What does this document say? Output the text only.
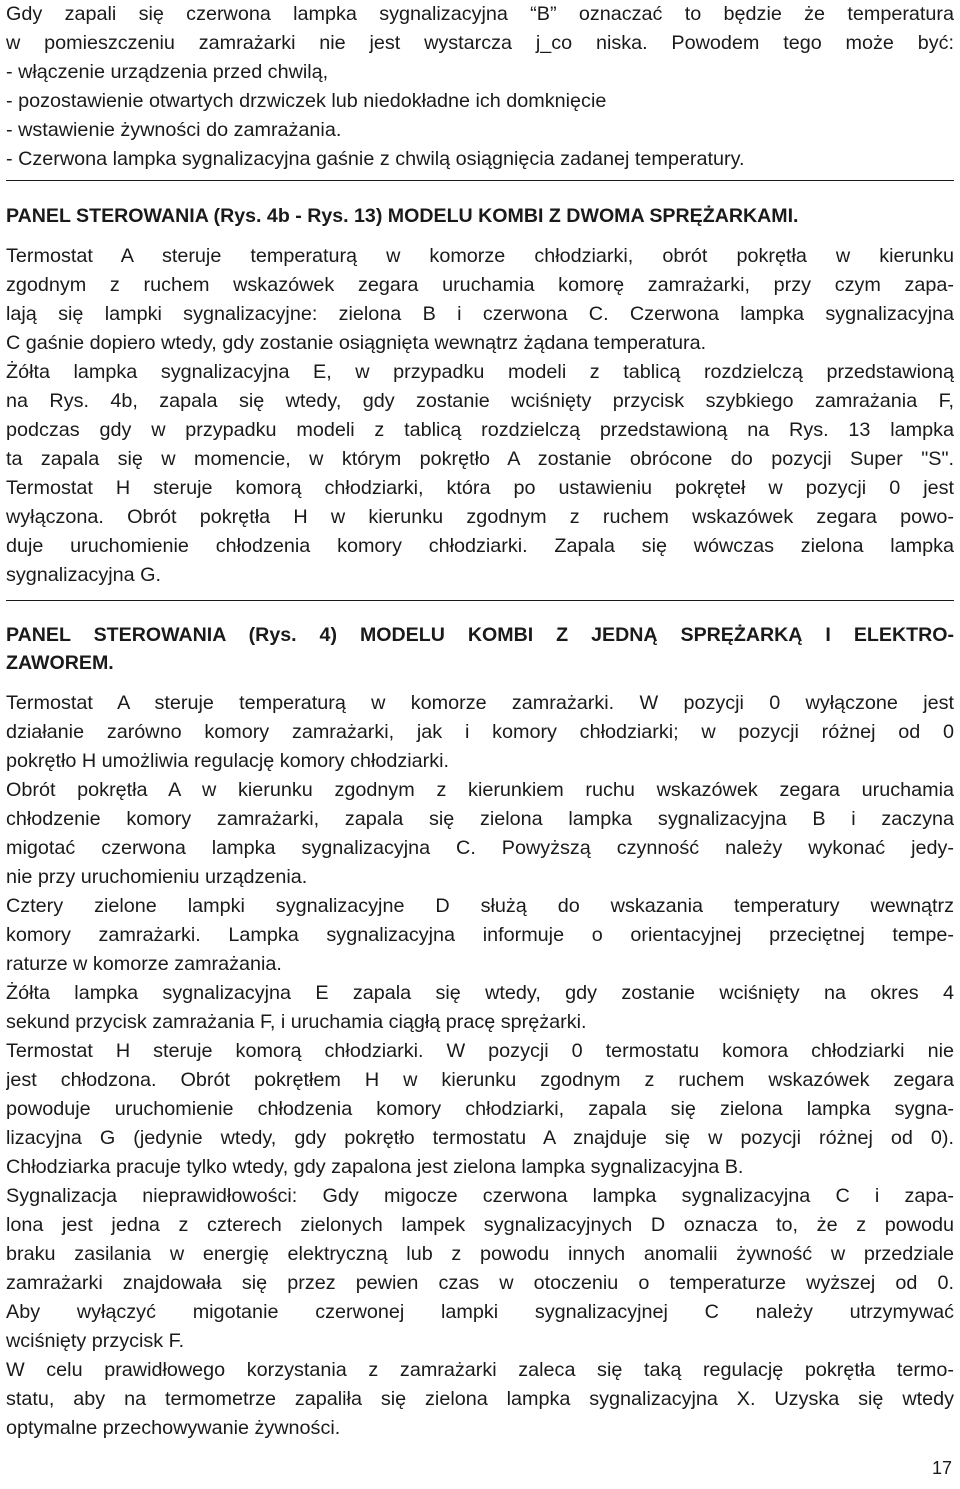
Gdy zapali się czerwona lampka sygnalizacyjna “B” oznaczać to będzie że temperatura
w pomieszczeniu zamrażarki nie jest wystarcza j_co niska. Powodem tego może być:
- włączenie urządzenia przed chwilą,
- pozostawienie otwartych drzwiczek lub niedokładne ich domknięcie
- wstawienie żywności do zamrażania.
- Czerwona lampka sygnalizacyjna gaśnie z chwilą osiągnięcia zadanej temperatury.
PANEL STEROWANIA (Rys. 4b - Rys. 13) MODELU KOMBI Z DWOMA SPRĘŻARKAMI.
Termostat A steruje temperaturą w komorze chłodziarki, obrót pokrętła w kierunku
zgodnym z ruchem wskazówek zegara uruchamia komorę zamrażarki, przy czym zapa-
lają się lampki sygnalizacyjne: zielona B i czerwona C. Czerwona lampka sygnalizacyjna
C gaśnie dopiero wtedy, gdy zostanie osiągnięta wewnątrz żądana temperatura.
Żółta lampka sygnalizacyjna E, w przypadku modeli z tablicą rozdzielczą przedstawioną
na Rys. 4b, zapala się wtedy, gdy zostanie wciśnięty przycisk szybkiego zamrażania F,
podczas gdy w przypadku modeli z tablicą rozdzielczą przedstawioną na Rys. 13 lampka
ta zapala się w momencie, w którym pokrętło A zostanie obrócone do pozycji Super "S".
Termostat H steruje komorą chłodziarki, która po ustawieniu pokręteł w pozycji 0 jest
wyłączona. Obrót pokrętła H w kierunku zgodnym z ruchem wskazówek zegara powo-
duje uruchomienie chłodzenia komory chłodziarki. Zapala się wówczas zielona lampka
sygnalizacyjna G.
PANEL STEROWANIA (Rys. 4) MODELU KOMBI Z JEDNĄ SPRĘŻARKĄ I ELEKTRO-
ZAWOREM.
Termostat A steruje temperaturą w komorze zamrażarki. W pozycji 0 wyłączone jest
działanie zarówno komory zamrażarki, jak i komory chłodziarki; w pozycji różnej od 0
pokrętło H umożliwia regulację komory chłodziarki.
Obrót pokrętła A w kierunku zgodnym z kierunkiem ruchu wskazówek zegara uruchamia
chłodzenie komory zamrażarki, zapala się zielona lampka sygnalizacyjna B i zaczyna
migotać czerwona lampka sygnalizacyjna C. Powyższą czynność należy wykonać jedy-
nie przy uruchomieniu urządzenia.
Cztery zielone lampki sygnalizacyjne D służą do wskazania temperatury wewnątrz
komory zamrażarki. Lampka sygnalizacyjna informuje o orientacyjnej przeciętnej tempe-
raturze w komorze zamrażania.
Żółta lampka sygnalizacyjna E zapala się wtedy, gdy zostanie wciśnięty na okres 4
sekund przycisk zamrażania F, i uruchamia ciągłą pracę sprężarki.
Termostat H steruje komorą chłodziarki. W pozycji 0 termostatu komora chłodziarki nie
jest chłodzona. Obrót pokrętłem H w kierunku zgodnym z ruchem wskazówek zegara
powoduje uruchomienie chłodzenia komory chłodziarki, zapala się zielona lampka sygna-
lizacyjna G (jedynie wtedy, gdy pokrętło termostatu A znajduje się w pozycji różnej od 0).
Chłodziarka pracuje tylko wtedy, gdy zapalona jest zielona lampka sygnalizacyjna B.
Sygnalizacja nieprawidłowości: Gdy migocze czerwona lampka sygnalizacyjna C i zapa-
lona jest jedna z czterech zielonych lampek sygnalizacyjnych D oznacza to, że z powodu
braku zasilania w energię elektryczną lub z powodu innych anomalii żywność w przedziale
zamrażarki znajdowała się przez pewien czas w otoczeniu o temperaturze wyższej od 0.
Aby wyłączyć migotanie czerwonej lampki sygnalizacyjnej C należy utrzymywać
wciśnięty przycisk F.
W celu prawidłowego korzystania z zamrażarki zaleca się taką regulację pokrętła termo-
statu, aby na termometrze zapaliła się zielona lampka sygnalizacyjna X. Uzyska się wtedy
optymalne przechowywanie żywności.
17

§ Work to be completed: Print all of the records shown above exactly, leaving out each picture.

§ Solution for this problem:
What does this document say? Output the text only.
Gdy zapali się czerwona lampka sygnalizacyjna “B” oznaczać to będzie że temperatura
w pomieszczeniu zamrażarki nie jest wystarcza j_co niska. Powodem tego może być:
- włączenie urządzenia przed chwilą,
- pozostawienie otwartych drzwiczek lub niedokładne ich domknięcie
- wstawienie żywności do zamrażania.
- Czerwona lampka sygnalizacyjna gaśnie z chwilą osiągnięcia zadanej temperatury.
PANEL STEROWANIA (Rys. 4b - Rys. 13) MODELU KOMBI Z DWOMA SPRĘŻARKAMI.
Termostat A steruje temperaturą w komorze chłodziarki, obrót pokrętła w kierunku
zgodnym z ruchem wskazówek zegara uruchamia komorę zamrażarki, przy czym zapa-
lają się lampki sygnalizacyjne: zielona B i czerwona C. Czerwona lampka sygnalizacyjna
C gaśnie dopiero wtedy, gdy zostanie osiągnięta wewnątrz żądana temperatura.
Żółta lampka sygnalizacyjna E, w przypadku modeli z tablicą rozdzielczą przedstawioną
na Rys. 4b, zapala się wtedy, gdy zostanie wciśnięty przycisk szybkiego zamrażania F,
podczas gdy w przypadku modeli z tablicą rozdzielczą przedstawioną na Rys. 13 lampka
ta zapala się w momencie, w którym pokrętło A zostanie obrócone do pozycji Super "S".
Termostat H steruje komorą chłodziarki, która po ustawieniu pokręteł w pozycji 0 jest
wyłączona. Obrót pokrętła H w kierunku zgodnym z ruchem wskazówek zegara powo-
duje uruchomienie chłodzenia komory chłodziarki. Zapala się wówczas zielona lampka
sygnalizacyjna G.
PANEL STEROWANIA (Rys. 4) MODELU KOMBI Z JEDNĄ SPRĘŻARKĄ I ELEKTRO-
ZAWOREM.
Termostat A steruje temperaturą w komorze zamrażarki. W pozycji 0 wyłączone jest
działanie zarówno komory zamrażarki, jak i komory chłodziarki; w pozycji różnej od 0
pokrętło H umożliwia regulację komory chłodziarki.
Obrót pokrętła A w kierunku zgodnym z kierunkiem ruchu wskazówek zegara uruchamia
chłodzenie komory zamrażarki, zapala się zielona lampka sygnalizacyjna B i zaczyna
migotać czerwona lampka sygnalizacyjna C. Powyższą czynność należy wykonać jedy-
nie przy uruchomieniu urządzenia.
Cztery zielone lampki sygnalizacyjne D służą do wskazania temperatury wewnątrz
komory zamrażarki. Lampka sygnalizacyjna informuje o orientacyjnej przeciętnej tempe-
raturze w komorze zamrażania.
Żółta lampka sygnalizacyjna E zapala się wtedy, gdy zostanie wciśnięty na okres 4
sekund przycisk zamrażania F, i uruchamia ciągłą pracę sprężarki.
Termostat H steruje komorą chłodziarki. W pozycji 0 termostatu komora chłodziarki nie
jest chłodzona. Obrót pokrętłem H w kierunku zgodnym z ruchem wskazówek zegara
powoduje uruchomienie chłodzenia komory chłodziarki, zapala się zielona lampka sygna-
lizacyjna G (jedynie wtedy, gdy pokrętło termostatu A znajduje się w pozycji różnej od 0).
Chłodziarka pracuje tylko wtedy, gdy zapalona jest zielona lampka sygnalizacyjna B.
Sygnalizacja nieprawidłowości: Gdy migocze czerwona lampka sygnalizacyjna C i zapa-
lona jest jedna z czterech zielonych lampek sygnalizacyjnych D oznacza to, że z powodu
braku zasilania w energię elektryczną lub z powodu innych anomalii żywność w przedziale
zamrażarki znajdowała się przez pewien czas w otoczeniu o temperaturze wyższej od 0.
Aby wyłączyć migotanie czerwonej lampki sygnalizacyjnej C należy utrzymywać
wciśnięty przycisk F.
W celu prawidłowego korzystania z zamrażarki zaleca się taką regulację pokrętła termo-
statu, aby na termometrze zapaliła się zielona lampka sygnalizacyjna X. Uzyska się wtedy
optymalne przechowywanie żywności.
17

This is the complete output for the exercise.